#### Written exercise
Return the records in full, exactly as given.

[START OF Material for this exercise]

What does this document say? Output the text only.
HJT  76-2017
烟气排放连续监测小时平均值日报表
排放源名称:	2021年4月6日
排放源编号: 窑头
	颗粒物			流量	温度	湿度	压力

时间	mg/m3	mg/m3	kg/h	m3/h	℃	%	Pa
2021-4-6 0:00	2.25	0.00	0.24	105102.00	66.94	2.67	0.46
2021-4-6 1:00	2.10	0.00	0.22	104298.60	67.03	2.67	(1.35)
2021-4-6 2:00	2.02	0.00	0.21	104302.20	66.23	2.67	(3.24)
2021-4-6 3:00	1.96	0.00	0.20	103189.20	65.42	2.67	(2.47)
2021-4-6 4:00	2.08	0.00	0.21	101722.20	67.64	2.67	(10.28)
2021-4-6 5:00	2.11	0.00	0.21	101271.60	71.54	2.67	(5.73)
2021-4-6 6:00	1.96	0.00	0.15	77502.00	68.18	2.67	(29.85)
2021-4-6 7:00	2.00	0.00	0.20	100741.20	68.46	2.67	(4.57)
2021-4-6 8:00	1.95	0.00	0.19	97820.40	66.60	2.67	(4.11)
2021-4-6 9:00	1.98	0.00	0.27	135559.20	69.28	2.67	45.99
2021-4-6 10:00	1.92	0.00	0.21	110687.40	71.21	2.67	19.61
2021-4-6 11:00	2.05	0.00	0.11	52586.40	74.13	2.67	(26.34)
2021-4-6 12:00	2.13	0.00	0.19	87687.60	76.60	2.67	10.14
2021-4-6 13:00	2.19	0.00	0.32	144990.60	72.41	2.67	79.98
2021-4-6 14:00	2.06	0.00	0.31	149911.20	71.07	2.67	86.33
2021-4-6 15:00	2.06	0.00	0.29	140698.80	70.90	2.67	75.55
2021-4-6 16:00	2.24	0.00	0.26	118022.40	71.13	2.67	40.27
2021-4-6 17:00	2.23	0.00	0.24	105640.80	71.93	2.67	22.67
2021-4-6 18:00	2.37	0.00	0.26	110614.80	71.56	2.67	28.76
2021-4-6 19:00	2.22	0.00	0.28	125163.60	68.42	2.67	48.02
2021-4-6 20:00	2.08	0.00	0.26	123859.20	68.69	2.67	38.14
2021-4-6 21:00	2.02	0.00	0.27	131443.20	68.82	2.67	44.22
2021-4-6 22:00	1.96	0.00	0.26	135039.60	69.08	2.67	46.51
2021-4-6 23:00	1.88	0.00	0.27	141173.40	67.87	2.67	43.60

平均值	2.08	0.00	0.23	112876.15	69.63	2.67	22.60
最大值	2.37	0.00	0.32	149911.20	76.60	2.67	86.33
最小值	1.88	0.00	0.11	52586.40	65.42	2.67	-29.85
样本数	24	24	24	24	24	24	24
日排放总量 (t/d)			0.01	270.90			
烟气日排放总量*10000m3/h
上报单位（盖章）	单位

[END OF Material for this exercise]

#### Solution to this problem
What does this document say? Output the text only.
HJT  76-2017
烟气排放连续监测小时平均值日报表
排放源名称:	2021年4月6日
排放源编号: 窑头
	颗粒物			流量	温度	湿度	压力

时间	mg/m3	mg/m3	kg/h	m3/h	℃	%	Pa
2021-4-6 0:00	2.25	0.00	0.24	105102.00	66.94	2.67	0.46
2021-4-6 1:00	2.10	0.00	0.22	104298.60	67.03	2.67	(1.35)
2021-4-6 2:00	2.02	0.00	0.21	104302.20	66.23	2.67	(3.24)
2021-4-6 3:00	1.96	0.00	0.20	103189.20	65.42	2.67	(2.47)
2021-4-6 4:00	2.08	0.00	0.21	101722.20	67.64	2.67	(10.28)
2021-4-6 5:00	2.11	0.00	0.21	101271.60	71.54	2.67	(5.73)
2021-4-6 6:00	1.96	0.00	0.15	77502.00	68.18	2.67	(29.85)
2021-4-6 7:00	2.00	0.00	0.20	100741.20	68.46	2.67	(4.57)
2021-4-6 8:00	1.95	0.00	0.19	97820.40	66.60	2.67	(4.11)
2021-4-6 9:00	1.98	0.00	0.27	135559.20	69.28	2.67	45.99
2021-4-6 10:00	1.92	0.00	0.21	110687.40	71.21	2.67	19.61
2021-4-6 11:00	2.05	0.00	0.11	52586.40	74.13	2.67	(26.34)
2021-4-6 12:00	2.13	0.00	0.19	87687.60	76.60	2.67	10.14
2021-4-6 13:00	2.19	0.00	0.32	144990.60	72.41	2.67	79.98
2021-4-6 14:00	2.06	0.00	0.31	149911.20	71.07	2.67	86.33
2021-4-6 15:00	2.06	0.00	0.29	140698.80	70.90	2.67	75.55
2021-4-6 16:00	2.24	0.00	0.26	118022.40	71.13	2.67	40.27
2021-4-6 17:00	2.23	0.00	0.24	105640.80	71.93	2.67	22.67
2021-4-6 18:00	2.37	0.00	0.26	110614.80	71.56	2.67	28.76
2021-4-6 19:00	2.22	0.00	0.28	125163.60	68.42	2.67	48.02
2021-4-6 20:00	2.08	0.00	0.26	123859.20	68.69	2.67	38.14
2021-4-6 21:00	2.02	0.00	0.27	131443.20	68.82	2.67	44.22
2021-4-6 22:00	1.96	0.00	0.26	135039.60	69.08	2.67	46.51
2021-4-6 23:00	1.88	0.00	0.27	141173.40	67.87	2.67	43.60

平均值	2.08	0.00	0.23	112876.15	69.63	2.67	22.60
最大值	2.37	0.00	0.32	149911.20	76.60	2.67	86.33
最小值	1.88	0.00	0.11	52586.40	65.42	2.67	-29.85
样本数	24	24	24	24	24	24	24
日排放总量 (t/d)			0.01	270.90			
烟气日排放总量*10000m3/h
上报单位（盖章）	单位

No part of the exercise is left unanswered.